> _INFORMATION SHOWN_:
>> BEGIN
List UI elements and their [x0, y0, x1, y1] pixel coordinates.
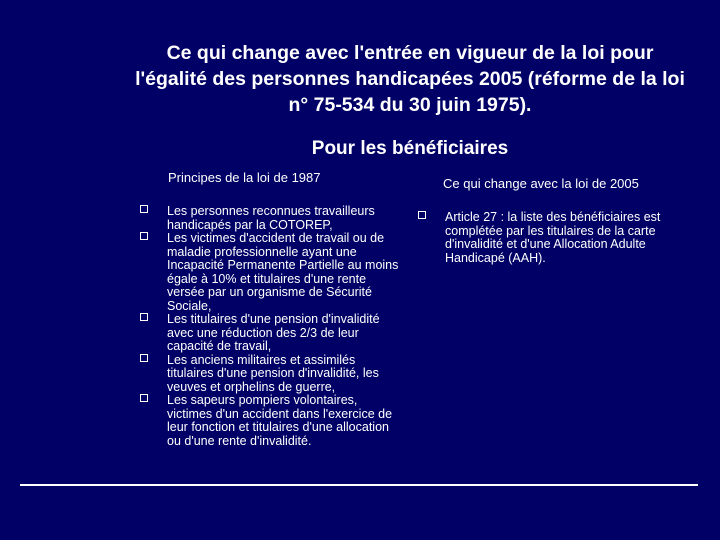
list-item: Les titulaires d'une pension d'invalidité avec une réduction des 2/3 de leur capacité de travail, [167, 313, 400, 354]
list-item: Les victimes d'accident de travail ou de maladie professionnelle ayant une Incapacité Permanente Partielle au moins égale à 10% et titulaires d'une rente versée par un organisme de Sécurité Sociale, [167, 232, 400, 313]
right-bullet-list [445, 211, 680, 265]
list-item: Les personnes reconnues travailleurs handicapés par la COTOREP, [167, 205, 400, 232]
square-bullet-icon [418, 211, 426, 219]
list-item: Les sapeurs pompiers volontaires, victimes d'un accident dans l'exercice de leur fonction et titulaires d'une allocation ou d'une rente d'invalidité. [167, 394, 400, 448]
slide-subtitle: Pour les bénéficiaires [311, 138, 509, 159]
bottom-rule-right [400, 484, 698, 486]
bottom-rule-left [20, 484, 400, 486]
slide-title: Ce qui change avec l'entrée en vigueur de la loi pour l'égalité des personnes handicapées 2005 (réforme de la loi n° 75-534 du 30 juin 1975). [135, 42, 685, 116]
square-bullet-icon [140, 354, 148, 362]
left-column-heading: Principes de la loi de 1987 [168, 170, 321, 185]
square-bullet-icon [140, 205, 148, 213]
left-bullet-list [167, 205, 400, 448]
square-bullet-icon [140, 394, 148, 402]
square-bullet-icon [140, 313, 148, 321]
list-item: Les anciens militaires et assimilés titulaires d'une pension d'invalidité, les veuves et orphelins de guerre, [167, 354, 400, 395]
right-column-heading: Ce qui change avec la loi de 2005 [443, 176, 639, 191]
list-item: Article 27 : la liste des bénéficiaires est complétée par les titulaires de la carte d'invalidité et d'une Allocation Adulte Handicapé (AAH). [445, 211, 680, 265]
square-bullet-icon [140, 232, 148, 240]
>> END
> _STATED PROBLEM_: Reproduce every line of the records above without changes, leaving out the pictures.

> _PROBLEM SOLUTION_:
List UI elements and their [x0, y0, x1, y1] pixel coordinates.
list-item: Les titulaires d'une pension d'invalidité avec une réduction des 2/3 de leur capacité de travail, [167, 313, 400, 354]
list-item: Les victimes d'accident de travail ou de maladie professionnelle ayant une Incapacité Permanente Partielle au moins égale à 10% et titulaires d'une rente versée par un organisme de Sécurité Sociale, [167, 232, 400, 313]
right-bullet-list [445, 211, 680, 265]
list-item: Les personnes reconnues travailleurs handicapés par la COTOREP, [167, 205, 400, 232]
square-bullet-icon [418, 211, 426, 219]
list-item: Les sapeurs pompiers volontaires, victimes d'un accident dans l'exercice de leur fonction et titulaires d'une allocation ou d'une rente d'invalidité. [167, 394, 400, 448]
slide-subtitle: Pour les bénéficiaires [311, 138, 509, 159]
bottom-rule-right [400, 484, 698, 486]
bottom-rule-left [20, 484, 400, 486]
slide-title: Ce qui change avec l'entrée en vigueur de la loi pour l'égalité des personnes handicapées 2005 (réforme de la loi n° 75-534 du 30 juin 1975). [135, 42, 685, 116]
square-bullet-icon [140, 354, 148, 362]
left-column-heading: Principes de la loi de 1987 [168, 170, 321, 185]
square-bullet-icon [140, 205, 148, 213]
left-bullet-list [167, 205, 400, 448]
square-bullet-icon [140, 394, 148, 402]
square-bullet-icon [140, 313, 148, 321]
list-item: Les anciens militaires et assimilés titulaires d'une pension d'invalidité, les veuves et orphelins de guerre, [167, 354, 400, 395]
right-column-heading: Ce qui change avec la loi de 2005 [443, 176, 639, 191]
list-item: Article 27 : la liste des bénéficiaires est complétée par les titulaires de la carte d'invalidité et d'une Allocation Adulte Handicapé (AAH). [445, 211, 680, 265]
square-bullet-icon [140, 232, 148, 240]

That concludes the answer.